(Beginning of Records)

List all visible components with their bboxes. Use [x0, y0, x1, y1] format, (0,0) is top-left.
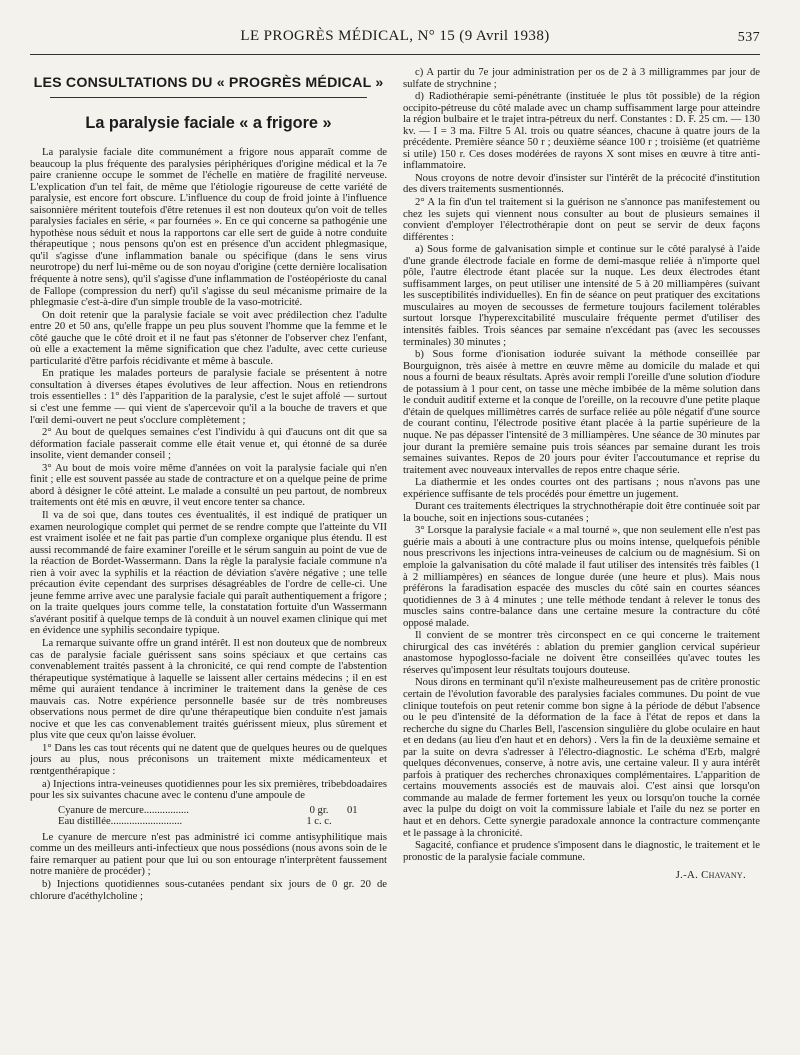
paragraph: b) Sous forme d'ionisation iodurée suivant la méthode conseillée par Bourguignon, très aisée à mettre en œuvre même au domicile du malade et qui nous a fourni de beaux résultats. Après avoir rempli l'oreille d'une solution d'iodure de potassium à 1 pour cent, on tasse une mèche imbibée de la même solution dans le conduit auditif externe et la conque de l'oreille, on la recouvre d'une petite plaque d'étain de quelques millimètres carrés de surface reliée au pôle négatif d'une source de courant continu, l'électrode positive étant placée à la partie supérieure de la nuque. Ne pas dépasser l'intensité de 3 milliampères. Une séance de 30 minutes par jour durant la première semaine puis trois séances par semaine durant les trois semaines suivantes. Repos de 20 jours pour éviter l'accoutumance et reprise du traitement avec nouveaux intervalles de repos entre chaque série.: [403, 349, 760, 476]
paragraph: La diathermie et les ondes courtes ont des partisans ; nous n'avons pas une expérience suffisante de tels procédés pour émettre un jugement.: [403, 477, 760, 500]
paragraph: 3° Au bout de mois voire même d'années on voit la paralysie faciale qui n'en finit ; elle est souvent passée au stade de contracture et on a quelque peine de prime abord à désigner le côté atteint. Le malade a consulté un peu partout, de nombreux traitements ont été mis en œuvre, il veut encore tenter sa chance.: [30, 462, 387, 509]
paragraph: c) A partir du 7e jour administration per os de 2 à 3 milligrammes par jour de sulfate de strychnine ;: [403, 67, 760, 90]
paragraph: Il va de soi que, dans toutes ces éventualités, il est indiqué de pratiquer un examen neurologique complet qui permet de se rendre compte que l'atteinte du VII est vraiment isolée et ne fait pas partie d'un complexe organique plus étendu. Il est aussi recommandé de faire examiner l'oreille et le sérum sanguin au point de vue de la réaction de Bordet-Wassermann. Dans la règle la paralysie faciale commune n'a rien à voir avec la syphilis et la réaction de déviation s'avère négative ; une telle précaution évite cependant des surprises désagréables de l'ordre de celle-ci. Une jeune femme arrive avec une paralysie faciale qui paraît authentiquement a frigore ; on la traite quelques jours comme telle, la constatation fortuite d'un Wassermann s'avérant positif à quelque temps de là conduit à un nouvel examen clinique qui met en évidence une syphilis secondaire typique.: [30, 509, 387, 637]
paragraph: Le cyanure de mercure n'est pas administré ici comme antisyphilitique mais comme un des meilleurs anti-infectieux que nous possédions (nous avons soin de le faire remarquer au patient pour que lui ou son entourage n'interprètent faussement notre manière de procéder) ;: [30, 831, 387, 878]
paragraph: b) Injections quotidiennes sous-cutanées pendant six jours de 0 gr. 20 de chlorure d'acéthylcholine ;: [30, 879, 387, 902]
page-number: 537: [737, 30, 760, 45]
article-columns: [30, 67, 760, 903]
header-rule: [30, 54, 760, 55]
formula-quantity: 1 c. c.: [306, 816, 332, 828]
paragraph: Sagacité, confiance et prudence s'imposent dans le diagnostic, le traitement et le pronostic de la paralysie faciale commune.: [403, 840, 760, 863]
formula-ingredient: Eau distillée...........................: [58, 816, 183, 828]
paragraph: a) Sous forme de galvanisation simple et continue sur le côté paralysé à l'aide d'une grande électrode faciale en forme de demi-masque reliée à n'importe quel pôle, l'autre électrode étant placée sur la nuque. Les deux électrodes étant suffisamment larges, on peut utiliser une intensité de 5 à 20 milliampères (suivant les susceptibilités individuelles). En fin de séance on peut pratiquer des excitations musculaires au moyen de secousses de fermeture toujours facilement tolérables surtout lorsque l'hyperexcitabilité musculaire fréquente permet d'utiliser des intensités faibles. Trois séances par semaine n'excédant pas (avec les secousses terminales) 30 minutes ;: [403, 244, 760, 348]
prescription-formula: [58, 805, 387, 828]
paragraph: 2° Au bout de quelques semaines c'est l'individu à qui d'aucuns ont dit que sa déformation faciale passerait comme elle était venue et, qui étonné de sa durée insolite, vient demander conseil ;: [30, 427, 387, 462]
paragraph: La remarque suivante offre un grand intérêt. Il est non douteux que de nombreux cas de paralysie faciale guérissent sans soins spéciaux et que certains cas convenablement traités passent à la chronicité, ce qui rend compte de l'abstention thérapeutique systématique à laquelle se laissent aller certains médecins ; il en est même qui auraient tendance à incriminer le traitement dans la genèse de ces mauvais cas. Notre expérience personnelle basée sur de très nombreuses observations nous permet de dire qu'une thérapeutique bien conduite n'est jamais nocive et que les cas convenablement traités guérissent mieux, plus sûrement et plus vite que ceux qu'on laisse évoluer.: [30, 637, 387, 742]
formula-ingredient: Cyanure de mercure.................: [58, 804, 189, 816]
rubric-rule: [50, 97, 367, 98]
paragraph: Durant ces traitements électriques la strychnothérapie doit être continuée soit par la bouche, soit en injections sous-cutanées ;: [403, 501, 760, 524]
paragraph: d) Radiothérapie semi-pénétrante (instituée le plus tôt possible) de la région occipito-pétreuse du côté malade avec un champ suffisamment large pour atteindre la région bulbaire et le trajet intra-pétreux du nerf. Constantes : D. F. 25 cm. — 130 kv. — I = 3 ma. Filtre 5 Al. trois ou quatre séances, chacune à quatre jours de la précédente. Première séance 50 r ; deuxième séance 100 r ; troisième (et quatrième si utile) 150 r. Ces doses modérées de rayons X sont mises en œuvre à titre anti-inflammatoire.: [403, 91, 760, 172]
paragraph: Il convient de se montrer très circonspect en ce qui concerne le traitement chirurgical des cas invétérés : ablation du premier ganglion cervical supérieur anastomose hypoglosso-faciale ne doivent être conseillées qu'avec toutes les réserves qu'imposent leur résultats toujours douteuse.: [403, 630, 760, 676]
paragraph: On doit retenir que la paralysie faciale se voit avec prédilection chez l'adulte entre 20 et 50 ans, qu'elle frappe un peu plus souvent l'homme que la femme et le côté gauche que le côté droit et il ne faut pas s'étonner de l'observer chez l'enfant, où elle a exactement la même signification que chez l'adulte, avec cette curieuse particularité d'être parfois récidivante et même à bascule.: [30, 309, 387, 367]
formula-value: 01: [347, 804, 358, 816]
rubric-heading: LES CONSULTATIONS DU « PROGRÈS MÉDICAL »: [33, 75, 384, 91]
author-signature: J.-A. Chavany.: [675, 869, 746, 882]
formula-value: [347, 816, 387, 828]
running-header: [30, 28, 760, 50]
paragraph: 1° Dans les cas tout récents qui ne datent que de quelques heures ou de quelques jours au plus, nous préconisons un traitement mixte médicamenteux et rœntgenthérapique :: [30, 742, 387, 777]
paragraph: 2° A la fin d'un tel traitement si la guérison ne s'annonce pas manifestement ou chez les sujets qui viennent nous consulter au bout de plusieurs semaines il convient d'employer l'électrothérapie dont on peut se servir de deux façons différentes :: [403, 197, 760, 243]
journal-title: LE PROGRÈS MÉDICAL, N° 15 (9 Avril 1938): [240, 28, 550, 44]
paragraph: Nous croyons de notre devoir d'insister sur l'intérêt de la précocité d'institution des divers traitements susmentionnés.: [403, 172, 760, 196]
formula-quantity: 0 gr.: [309, 804, 329, 816]
article-title: La paralysie faciale « a frigore »: [85, 114, 332, 132]
paragraph: a) Injections intra-veineuses quotidiennes pour les six premières, tribebdoadaires pour les six suivantes chacune avec le contenu d'une ampoule de: [30, 778, 387, 802]
paragraph: En pratique les malades porteurs de paralysie faciale se présentent à notre consultation à diverses étapes évolutives de leur affection. Nous en retiendrons trois essentielles : 1° dès l'apparition de la paralysie, c'est le sujet affolé — surtout si c'est une femme — qui vient de s'apercevoir qu'il a la bouche de travers et que l'œil demi-ouvert ne peut s'occlure complètement ;: [30, 368, 387, 426]
paragraph: Nous dirons en terminant qu'il n'existe malheureusement pas de critère pronostic certain de l'évolution favorable des paralysies faciales communes. Du point de vue clinique toutefois on peut retenir comme bon signe à la période de début l'absence ou le peu d'intensité de la déformation de la face à l'état de repos et dans la recherche du signe du Charles Bell, l'ascension singulière du globe oculaire en haut et en dedans (au lieu d'en haut et en dehors) . Vers la fin de la deuxième semaine et par la suite on devra s'adresser à l'électro-diagnostic. Le schéma d'Erb, malgré quelques déconvenues, conserve, à notre avis, une certaine valeur. Il y aura intérêt parfois à pratiquer des recherches chronaxiques complémentaires. L'apparition de certains mouvements associés est de mauvais aloi. C'est ainsi que lorsqu'on commande au malade de fermer fortement les yeux ou lorsqu'on touche la cornée avec la pulpe du doigt on voit la commissure labiale et l'aile du nez se porter en haut et en dehors. Cette synergie paradoxale annonce la contracture commençante et le passage à la chronicité.: [403, 677, 760, 839]
paragraph: 3° Lorsque la paralysie faciale « a mal tourné », que non seulement elle n'est pas guérie mais a abouti à une contracture plus ou moins intense, quelquefois pénible nous prescrivons les injections intra-veineuses de calcium ou de magnésium. Si on emploie la galvanisation du côté malade il faut utiliser des intensités très faibles (1 à 2 milliampères) en séances de longue durée (une heure et plus). Mais nous préférons la faradisation espacée des muscles du côté sain en courtes séances quotidiennes de 3 à 4 minutes ; une telle méthode tendant à relever le tonus des muscles sains contre-balance dans une certaine mesure la contracture du côté opposé malade.: [403, 525, 760, 629]
paragraph: La paralysie faciale dite communément a frigore nous apparaît comme de beaucoup la plus fréquente des paralysies périphériques d'origine médical et la 7e paire cranienne occupe le sommet de l'échelle en matière de fragilité nerveuse. L'explication d'un tel fait, de même que l'étiologie rigoureuse de cette variété de paralysie, est encore fort obscure. L'influence du coup de froid jointe à l'influence saisonnière méritent toutefois d'être retenues il est non douteux qu'on voit de telles paralysies faciales en série, « par fournées ». En ce qui concerne sa pathogénie une hypothèse nous séduit et nous la rapportons car elle sert de guide à notre conduite thérapeutique ; nous pensons qu'on est en présence d'un accident phlegmasique, qu'il s'agisse d'une inflammation banale ou spécifique (dans le sens virus neurotrope) du nerf lui-même ou de son noyau d'origine (cette dernière localisation fréquente à notre sens), qu'il s'agisse d'une inflammation de l'ostéopériostе du canal de Fallope (compression du nerf) qu'il s'agisse du seul mécanisme primaire de la phlegmasie c'est-à-dire d'un simple trouble de la vaso-motricité.: [30, 147, 387, 309]
right-column: [403, 67, 760, 903]
left-column: [30, 67, 387, 903]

(End of Records)

Within the entries above, find every line where the string "title" occurs, and copy it.

### Exercise answer
journal-title: LE PROGRÈS MÉDICAL, N° 15 (9 Avril 1938): [240, 28, 550, 44]
article-title: La paralysie faciale « a frigore »: [85, 114, 332, 132]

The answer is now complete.